Conflito de Atribuições – Cível

 

Protocolado n. 90.182/09

Suscitante: 3º Promotor de Justiça de Votuporanga

Suscitada: 1º Promotor de Justiça de Votuporanga

 

 

Ementa:

1) Conflito de atribuições – Idosa autora de ação contra o INSS, buscando benefício de prestação continuada.

2) Processo anulado pela Colenda Décima Turma do Egrégio Tribunal Regional Federal da 3ª Região, que reconheceu prejuízo à autora pela falta de intervenção, em Primeira Instância, do Ministério Público.

3) Intervenção ministerial no feito, em tese, determinada por força do inc. II do art. 74, da Lei nº 10.741, de 1º de outubro de 2003.

4) Necessidade, no caso concreto, de remessa dos autos ao Promotor de Justiça com atribuições para decidir se é o caso ou não de intervir.

5) Divisão de atribuições que prevê como atribuições do 1º Promotor de Justiça de Votuporanga, de forma ampla, atuar na tutela do idoso, abrangendo, inclusive, aspectos criminais, a quem compete, portanto, verificar se é o caso ou não da intervenção do Ministério Público.

6) Atribuição do Suscitado.

 

Vistos.

 

1) Relatório

Trata-se de conflito negativo de atribuições surgido durante a tramitação, perante a 3ª Vara de Votuporanga, de ação proposta pela idosa (...) em face do INSS, tendo por objeto a condenação da autarquia a conceder o benefício da renda mensal vitalícia.

**Enunciado 1**: Reescreva de forma mais curta o parágrafo do texto sobre o conflito de atribuições que começa com "Trata-se de conflito negativo", sem perder os fatos principais.
**Enunciado 2**: Segundo o texto sobre o conflito de atribuições, que dispositivo legal determina, em tese, a intervenção do Ministério Público no feito?
**Enunciado 3**: Dê continuidade ao texto sobre o conflito de atribuições a partir do ponto em que ele termina.

**Material fornecido**:
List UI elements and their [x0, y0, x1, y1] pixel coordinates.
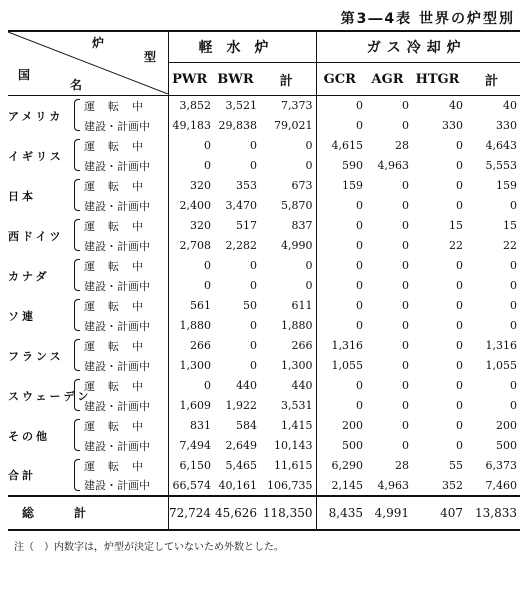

**Resposta 1**: É um conflito negativo de atribuições. Surgiu durante a tramitação, na 3ª Vara de Votuporanga, de uma ação movida por uma idosa contra o INSS para obter a renda mensal vitalícia.

**Resposta 2**: O inc. II do art. 74 da Lei nº 10.741, de 1º de outubro de 2003.

**Resposta 3**:
Ocorre que o 3º Promotor de Justiça de Votuporanga (suscitante) discordou do entendimento do 1º Promotor de Justiça de Votuporanga (suscitado), consignando que suas atribuições se restringem aos processos criminais e civis que tramitam perante a 3ª Vara da Comarca de Votuporanga, sendo que, em relação às ações cíveis, somente aquelas relacionadas à tutela dos deficientes físicos, crianças e adolescentes. Por isso, como o direito do idoso está em discussão, seria o caso da intervenção do 1º PJ, que tem atribuições específicas.

Registre-se que o processo foi anulado pela Colenda Décima Turma do Egrégio Tribunal Regional Federal da 3ª Região, sendo acolhido, por unanimidade, o R. Voto do Eminente Relator Desembargador Federal, Dr. (...), que reconheceu prejuízo à autora pela falta de intervenção, em Primeira Instância, do Ministério Público.

Os autos, então, foram encaminhados ao 3º Promotor de Justiça de Votuporanga, que tem atribuições para atuar nas causas cíveis que tramitam perante a 3ª Vara, que requereu a remessa ao Curador do Idoso, isto é, o 1º PJ (fls. 114v.).

O 1º PJ de Votuporanga (Curador do Idoso), por sua vez, a fls. 116, requereu o retorno dos autos ao 3º PJ, por entender que só tem atribuição para oficiar quando o idoso se encontrar em “situação de risco”, sendo que, no caso, e tela, a autora é maior e capaz e não foi considerada “miserável”.

Com o retorno dos autos, o 3º PJ suscitou o conflito de atribuições (fls. 118).

É o relato do essencial.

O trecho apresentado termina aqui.